● **WHAT IS EXPECTED**
Pictures aside, repeat every entry exactly.
★ ★ ★ ★ ★
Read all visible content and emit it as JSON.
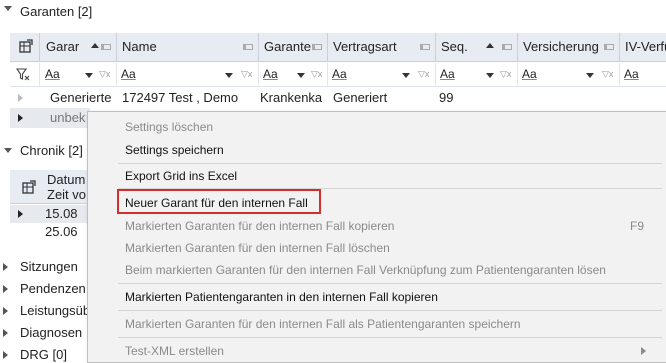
{
  "garanten": {
    "title": "Garanten [2]",
    "columns": [
      "Garar",
      "Name",
      "Garante",
      "Vertragsart",
      "Seq.",
      "Versicherung",
      "IV-Verfü"
    ],
    "filter_placeholder": "Aa",
    "rows": [
      {
        "cells": [
          "Generierte",
          "172497 Test , Demo",
          "Krankenka",
          "Generiert",
          "99"
        ]
      },
      {
        "cells": [
          "unbek"
        ]
      }
    ]
  },
  "chronik": {
    "title": "Chronik [2]",
    "header_line1": "Datum",
    "header_line2": "Zeit vo",
    "rows": [
      "15.08",
      "25.06"
    ]
  },
  "tree_sections": [
    "Sitzungen",
    "Pendenzen",
    "Leistungsüb",
    "Diagnosen",
    "DRG [0]"
  ],
  "context_menu": {
    "items": [
      {
        "label": "Settings löschen",
        "enabled": false
      },
      {
        "label": "Settings speichern",
        "enabled": true
      },
      {
        "label": "Export Grid ins Excel",
        "enabled": true
      },
      {
        "label": "Neuer Garant für den internen Fall",
        "enabled": true,
        "highlighted": true
      },
      {
        "label": "Markierten Garanten für den internen Fall kopieren",
        "enabled": false,
        "shortcut": "F9"
      },
      {
        "label": "Markierten Garanten für den internen Fall löschen",
        "enabled": false
      },
      {
        "label": "Beim markierten Garanten für den internen Fall Verknüpfung zum Patientengaranten lösen",
        "enabled": false
      },
      {
        "label": "Markierten Patientengaranten in den internen Fall kopieren",
        "enabled": true
      },
      {
        "label": "Markierten Garanten für den internen Fall als Patientengaranten speichern",
        "enabled": false
      },
      {
        "label": "Test-XML erstellen",
        "enabled": false
      }
    ]
  },
  "colors": {
    "highlight_border": "#d32f2f",
    "header_bg": "#e7ebf2",
    "menu_bg": "#f2f2f2"
  }
}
★ ★ ★ ★ ★
● **TASK SOLUTION**
Read all visible content and emit it as JSON.
{
  "garanten": {
    "title": "Garanten [2]",
    "columns": [
      "Garar",
      "Name",
      "Garante",
      "Vertragsart",
      "Seq.",
      "Versicherung",
      "IV-Verfü"
    ],
    "filter_placeholder": "Aa",
    "rows": [
      {
        "cells": [
          "Generierte",
          "172497 Test , Demo",
          "Krankenka",
          "Generiert",
          "99"
        ]
      },
      {
        "cells": [
          "unbek"
        ]
      }
    ]
  },
  "chronik": {
    "title": "Chronik [2]",
    "header_line1": "Datum",
    "header_line2": "Zeit vo",
    "rows": [
      "15.08",
      "25.06"
    ]
  },
  "tree_sections": [
    "Sitzungen",
    "Pendenzen",
    "Leistungsüb",
    "Diagnosen",
    "DRG [0]"
  ],
  "context_menu": {
    "items": [
      {
        "label": "Settings löschen",
        "enabled": false
      },
      {
        "label": "Settings speichern",
        "enabled": true
      },
      {
        "label": "Export Grid ins Excel",
        "enabled": true
      },
      {
        "label": "Neuer Garant für den internen Fall",
        "enabled": true,
        "highlighted": true
      },
      {
        "label": "Markierten Garanten für den internen Fall kopieren",
        "enabled": false,
        "shortcut": "F9"
      },
      {
        "label": "Markierten Garanten für den internen Fall löschen",
        "enabled": false
      },
      {
        "label": "Beim markierten Garanten für den internen Fall Verknüpfung zum Patientengaranten lösen",
        "enabled": false
      },
      {
        "label": "Markierten Patientengaranten in den internen Fall kopieren",
        "enabled": true
      },
      {
        "label": "Markierten Garanten für den internen Fall als Patientengaranten speichern",
        "enabled": false
      },
      {
        "label": "Test-XML erstellen",
        "enabled": false
      }
    ]
  },
  "colors": {
    "highlight_border": "#d32f2f",
    "header_bg": "#e7ebf2",
    "menu_bg": "#f2f2f2"
  }
}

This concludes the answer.